— start Material provided —

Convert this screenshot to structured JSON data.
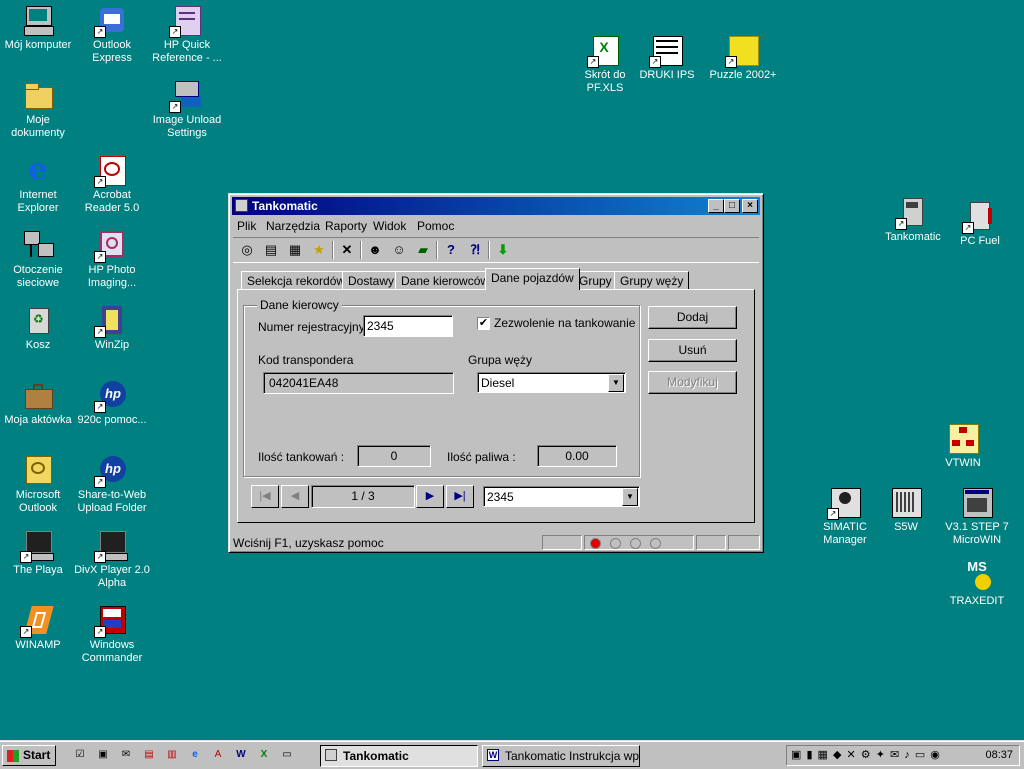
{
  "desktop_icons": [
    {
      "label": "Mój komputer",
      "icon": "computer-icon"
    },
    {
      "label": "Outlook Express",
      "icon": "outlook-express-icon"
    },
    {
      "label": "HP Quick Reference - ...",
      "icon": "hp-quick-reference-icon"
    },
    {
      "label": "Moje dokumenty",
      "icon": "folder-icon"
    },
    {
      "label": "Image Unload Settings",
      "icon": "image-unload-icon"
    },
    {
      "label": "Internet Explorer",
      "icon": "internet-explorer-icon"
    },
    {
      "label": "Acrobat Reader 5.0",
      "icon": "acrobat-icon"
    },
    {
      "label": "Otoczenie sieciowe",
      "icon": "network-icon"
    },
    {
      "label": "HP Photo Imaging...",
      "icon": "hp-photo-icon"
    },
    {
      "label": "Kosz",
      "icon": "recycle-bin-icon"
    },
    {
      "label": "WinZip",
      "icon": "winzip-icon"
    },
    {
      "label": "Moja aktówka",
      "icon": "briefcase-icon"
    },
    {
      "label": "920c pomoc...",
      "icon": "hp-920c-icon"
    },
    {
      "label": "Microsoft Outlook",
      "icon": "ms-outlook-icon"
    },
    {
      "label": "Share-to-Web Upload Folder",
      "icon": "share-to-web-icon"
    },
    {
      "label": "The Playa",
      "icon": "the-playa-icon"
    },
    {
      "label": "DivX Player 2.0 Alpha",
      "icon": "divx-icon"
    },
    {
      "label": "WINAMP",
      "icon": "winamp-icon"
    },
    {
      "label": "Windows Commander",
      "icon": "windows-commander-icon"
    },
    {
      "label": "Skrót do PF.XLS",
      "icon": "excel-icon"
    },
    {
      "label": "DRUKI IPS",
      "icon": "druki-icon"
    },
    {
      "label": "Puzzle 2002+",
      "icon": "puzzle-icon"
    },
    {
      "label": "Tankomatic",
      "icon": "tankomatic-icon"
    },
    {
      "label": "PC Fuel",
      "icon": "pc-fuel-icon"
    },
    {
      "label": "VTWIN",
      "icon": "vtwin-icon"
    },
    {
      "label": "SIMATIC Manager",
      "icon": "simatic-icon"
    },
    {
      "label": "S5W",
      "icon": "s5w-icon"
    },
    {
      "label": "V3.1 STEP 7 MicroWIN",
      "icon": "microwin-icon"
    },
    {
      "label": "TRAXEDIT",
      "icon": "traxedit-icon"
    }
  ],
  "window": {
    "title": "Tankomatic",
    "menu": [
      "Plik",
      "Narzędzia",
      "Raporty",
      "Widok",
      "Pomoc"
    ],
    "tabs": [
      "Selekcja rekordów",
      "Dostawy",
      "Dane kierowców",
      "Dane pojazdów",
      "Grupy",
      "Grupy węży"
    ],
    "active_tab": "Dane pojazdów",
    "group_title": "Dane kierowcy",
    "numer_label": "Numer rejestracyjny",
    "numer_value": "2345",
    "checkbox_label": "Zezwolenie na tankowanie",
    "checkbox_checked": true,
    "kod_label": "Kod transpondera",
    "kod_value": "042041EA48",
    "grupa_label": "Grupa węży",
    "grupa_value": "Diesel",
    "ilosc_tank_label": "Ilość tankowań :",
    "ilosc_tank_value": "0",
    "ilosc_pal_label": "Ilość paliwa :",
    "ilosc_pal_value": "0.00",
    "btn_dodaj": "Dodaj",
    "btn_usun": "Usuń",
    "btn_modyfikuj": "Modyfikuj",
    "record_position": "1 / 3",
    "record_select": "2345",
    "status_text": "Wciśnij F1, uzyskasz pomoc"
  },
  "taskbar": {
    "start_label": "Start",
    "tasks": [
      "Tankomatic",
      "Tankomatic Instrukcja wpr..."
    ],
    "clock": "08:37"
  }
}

— end Material provided —
— start Material provided —

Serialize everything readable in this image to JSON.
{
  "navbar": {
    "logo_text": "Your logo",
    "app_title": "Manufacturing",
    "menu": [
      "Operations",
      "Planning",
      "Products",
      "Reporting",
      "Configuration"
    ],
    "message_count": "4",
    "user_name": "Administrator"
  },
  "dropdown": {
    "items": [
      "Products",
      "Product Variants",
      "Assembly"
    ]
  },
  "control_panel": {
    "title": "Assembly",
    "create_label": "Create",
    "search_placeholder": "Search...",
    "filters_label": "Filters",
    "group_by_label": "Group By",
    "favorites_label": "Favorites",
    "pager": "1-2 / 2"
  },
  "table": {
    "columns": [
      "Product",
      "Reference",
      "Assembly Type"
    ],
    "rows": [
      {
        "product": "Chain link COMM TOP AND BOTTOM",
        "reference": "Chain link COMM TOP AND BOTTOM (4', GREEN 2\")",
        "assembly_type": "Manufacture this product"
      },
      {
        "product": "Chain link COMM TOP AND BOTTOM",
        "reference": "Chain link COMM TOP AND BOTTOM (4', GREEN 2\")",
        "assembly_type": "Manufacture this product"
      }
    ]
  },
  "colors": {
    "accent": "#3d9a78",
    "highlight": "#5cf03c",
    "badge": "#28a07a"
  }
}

— end Material provided —

[Objective]: Select the lines from the entries that include the word "this".

[Exercise solution]:
Convert this screenshot to structured JSON data.
Serialize everything readable in this image to JSON.
        "assembly_type": "Manufacture this product"
        "assembly_type": "Manufacture this product"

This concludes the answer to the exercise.